Provided records start

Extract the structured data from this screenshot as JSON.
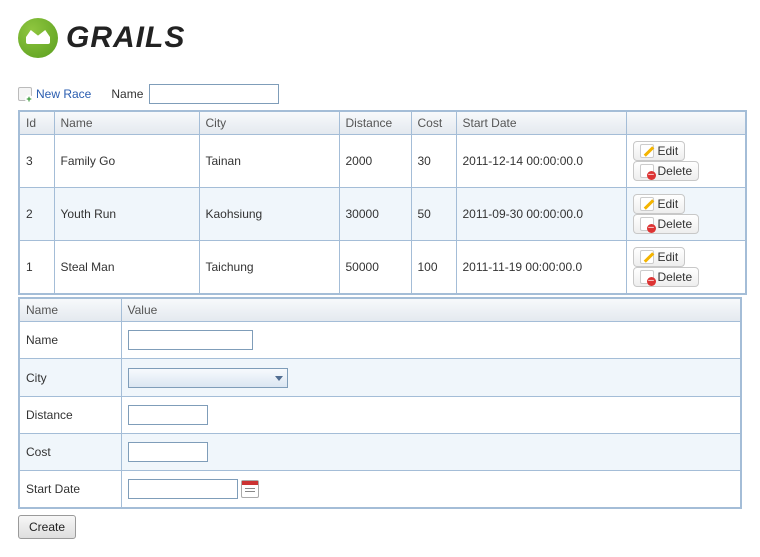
{
  "brand": "GRAILS",
  "toolbar": {
    "new_race_label": "New Race",
    "filter_label": "Name"
  },
  "grid": {
    "headers": {
      "id": "Id",
      "name": "Name",
      "city": "City",
      "distance": "Distance",
      "cost": "Cost",
      "start_date": "Start Date"
    },
    "rows": [
      {
        "id": "3",
        "name": "Family Go",
        "city": "Tainan",
        "distance": "2000",
        "cost": "30",
        "start_date": "2011-12-14 00:00:00.0"
      },
      {
        "id": "2",
        "name": "Youth Run",
        "city": "Kaohsiung",
        "distance": "30000",
        "cost": "50",
        "start_date": "2011-09-30 00:00:00.0"
      },
      {
        "id": "1",
        "name": "Steal Man",
        "city": "Taichung",
        "distance": "50000",
        "cost": "100",
        "start_date": "2011-11-19 00:00:00.0"
      }
    ],
    "actions": {
      "edit": "Edit",
      "delete": "Delete"
    }
  },
  "form": {
    "headers": {
      "name": "Name",
      "value": "Value"
    },
    "fields": {
      "name": {
        "label": "Name",
        "value": ""
      },
      "city": {
        "label": "City",
        "value": ""
      },
      "distance": {
        "label": "Distance",
        "value": ""
      },
      "cost": {
        "label": "Cost",
        "value": ""
      },
      "start_date": {
        "label": "Start Date",
        "value": ""
      }
    },
    "submit_label": "Create"
  }
}
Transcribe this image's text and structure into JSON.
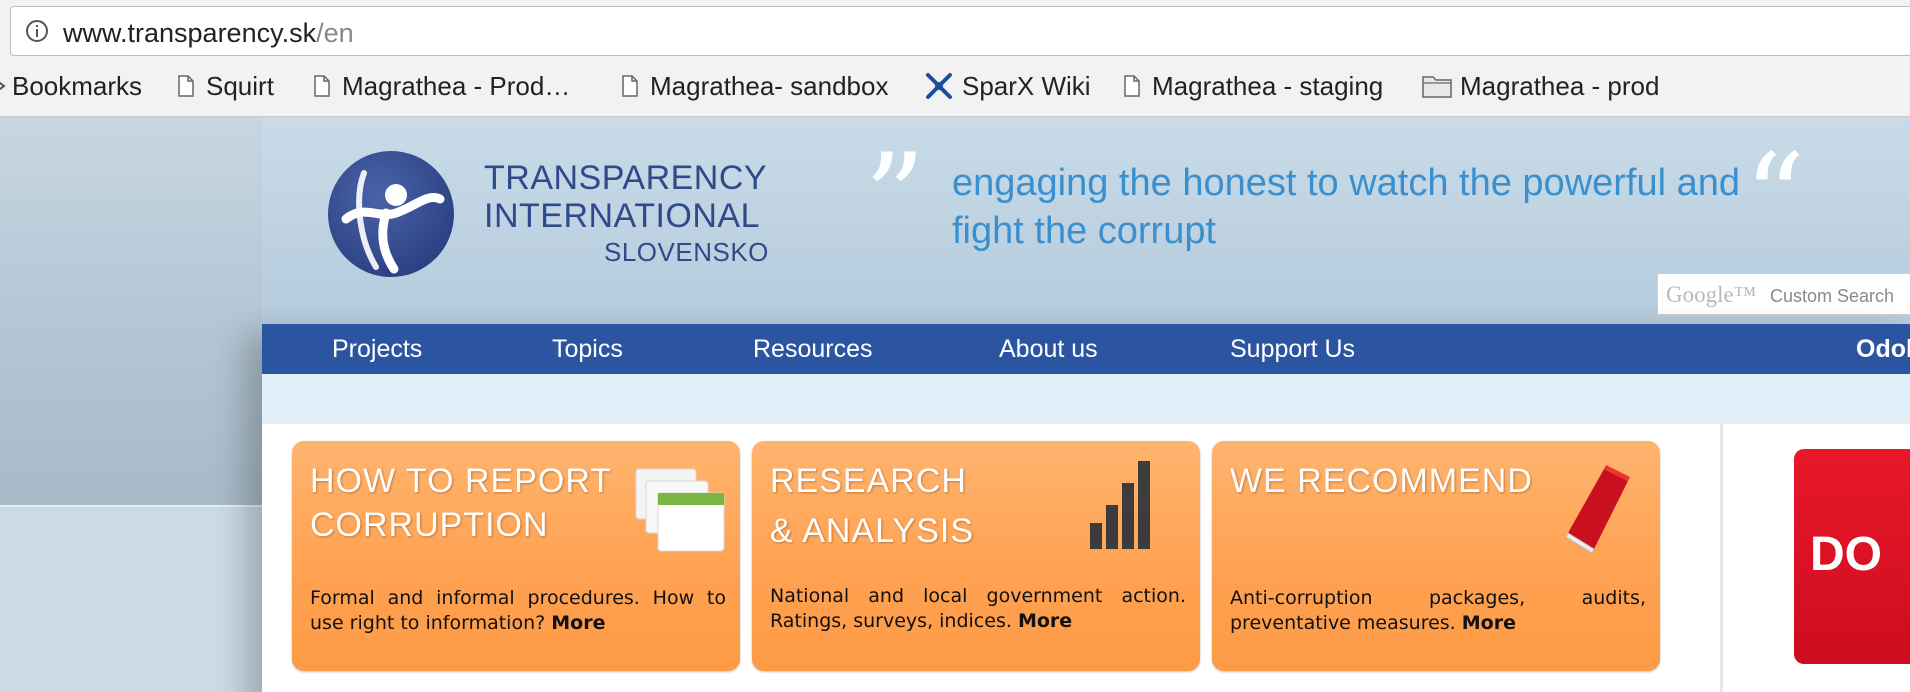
{
  "browser": {
    "url_host": "www.transparency.sk",
    "url_path": "/en",
    "bookmarks": [
      {
        "label": "Bookmarks",
        "icon": "chevron-icon"
      },
      {
        "label": "Squirt",
        "icon": "page-icon"
      },
      {
        "label": "Magrathea - Prod…",
        "icon": "page-icon"
      },
      {
        "label": "Magrathea- sandbox",
        "icon": "page-icon"
      },
      {
        "label": "SparX Wiki",
        "icon": "sparx-logo-icon"
      },
      {
        "label": "Magrathea - staging",
        "icon": "page-icon"
      },
      {
        "label": "Magrathea - prod",
        "icon": "folder-icon"
      }
    ]
  },
  "header": {
    "logo_line1": "TRANSPARENCY",
    "logo_line2": "INTERNATIONAL",
    "logo_line3": "SLOVENSKO",
    "tagline": "engaging the honest to watch the powerful and fight the corrupt",
    "search_brand": "Google™",
    "search_placeholder": "Custom Search"
  },
  "nav": {
    "items": [
      "Projects",
      "Topics",
      "Resources",
      "About us",
      "Support Us"
    ],
    "right_item": "Odob"
  },
  "cards": [
    {
      "title_l1": "HOW TO REPORT",
      "title_l2": "CORRUPTION",
      "desc": "Formal and informal procedures. How to use right to information?",
      "more": "More"
    },
    {
      "title_l1": "RESEARCH",
      "title_l2": "& ANALYSIS",
      "desc": "National and local government action. Ratings, surveys, indices.",
      "more": "More"
    },
    {
      "title_l1": "WE RECOMMEND",
      "title_l2": "",
      "desc": "Anti-corruption packages, audits, preventative measures.",
      "more": "More"
    }
  ],
  "banner": {
    "text": "DO"
  },
  "colors": {
    "nav": "#2c55a1",
    "card": "#ffa252",
    "tagline": "#3a90cf",
    "banner": "#e9172a"
  }
}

Provided records end

*Short task:*
Leave out the pictures and give the listing above again exactly.

*Result for this task:*
Extract the structured data from this screenshot as JSON.
{
  "brand": "GRAILS",
  "toolbar": {
    "new_race_label": "New Race",
    "filter_label": "Name"
  },
  "grid": {
    "headers": {
      "id": "Id",
      "name": "Name",
      "city": "City",
      "distance": "Distance",
      "cost": "Cost",
      "start_date": "Start Date"
    },
    "rows": [
      {
        "id": "3",
        "name": "Family Go",
        "city": "Tainan",
        "distance": "2000",
        "cost": "30",
        "start_date": "2011-12-14 00:00:00.0"
      },
      {
        "id": "2",
        "name": "Youth Run",
        "city": "Kaohsiung",
        "distance": "30000",
        "cost": "50",
        "start_date": "2011-09-30 00:00:00.0"
      },
      {
        "id": "1",
        "name": "Steal Man",
        "city": "Taichung",
        "distance": "50000",
        "cost": "100",
        "start_date": "2011-11-19 00:00:00.0"
      }
    ],
    "actions": {
      "edit": "Edit",
      "delete": "Delete"
    }
  },
  "form": {
    "headers": {
      "name": "Name",
      "value": "Value"
    },
    "fields": {
      "name": {
        "label": "Name",
        "value": ""
      },
      "city": {
        "label": "City",
        "value": ""
      },
      "distance": {
        "label": "Distance",
        "value": ""
      },
      "cost": {
        "label": "Cost",
        "value": ""
      },
      "start_date": {
        "label": "Start Date",
        "value": ""
      }
    },
    "submit_label": "Create"
  }
}
Transcribe this image's text and structure into JSON.
{
  "browser": {
    "url_host": "www.transparency.sk",
    "url_path": "/en",
    "bookmarks": [
      {
        "label": "Bookmarks",
        "icon": "chevron-icon"
      },
      {
        "label": "Squirt",
        "icon": "page-icon"
      },
      {
        "label": "Magrathea - Prod…",
        "icon": "page-icon"
      },
      {
        "label": "Magrathea- sandbox",
        "icon": "page-icon"
      },
      {
        "label": "SparX Wiki",
        "icon": "sparx-logo-icon"
      },
      {
        "label": "Magrathea - staging",
        "icon": "page-icon"
      },
      {
        "label": "Magrathea - prod",
        "icon": "folder-icon"
      }
    ]
  },
  "header": {
    "logo_line1": "TRANSPARENCY",
    "logo_line2": "INTERNATIONAL",
    "logo_line3": "SLOVENSKO",
    "tagline": "engaging the honest to watch the powerful and fight the corrupt",
    "search_brand": "Google™",
    "search_placeholder": "Custom Search"
  },
  "nav": {
    "items": [
      "Projects",
      "Topics",
      "Resources",
      "About us",
      "Support Us"
    ],
    "right_item": "Odob"
  },
  "cards": [
    {
      "title_l1": "HOW TO REPORT",
      "title_l2": "CORRUPTION",
      "desc": "Formal and informal procedures. How to use right to information?",
      "more": "More"
    },
    {
      "title_l1": "RESEARCH",
      "title_l2": "& ANALYSIS",
      "desc": "National and local government action. Ratings, surveys, indices.",
      "more": "More"
    },
    {
      "title_l1": "WE RECOMMEND",
      "title_l2": "",
      "desc": "Anti-corruption packages, audits, preventative measures.",
      "more": "More"
    }
  ],
  "banner": {
    "text": "DO"
  },
  "colors": {
    "nav": "#2c55a1",
    "card": "#ffa252",
    "tagline": "#3a90cf",
    "banner": "#e9172a"
  }
}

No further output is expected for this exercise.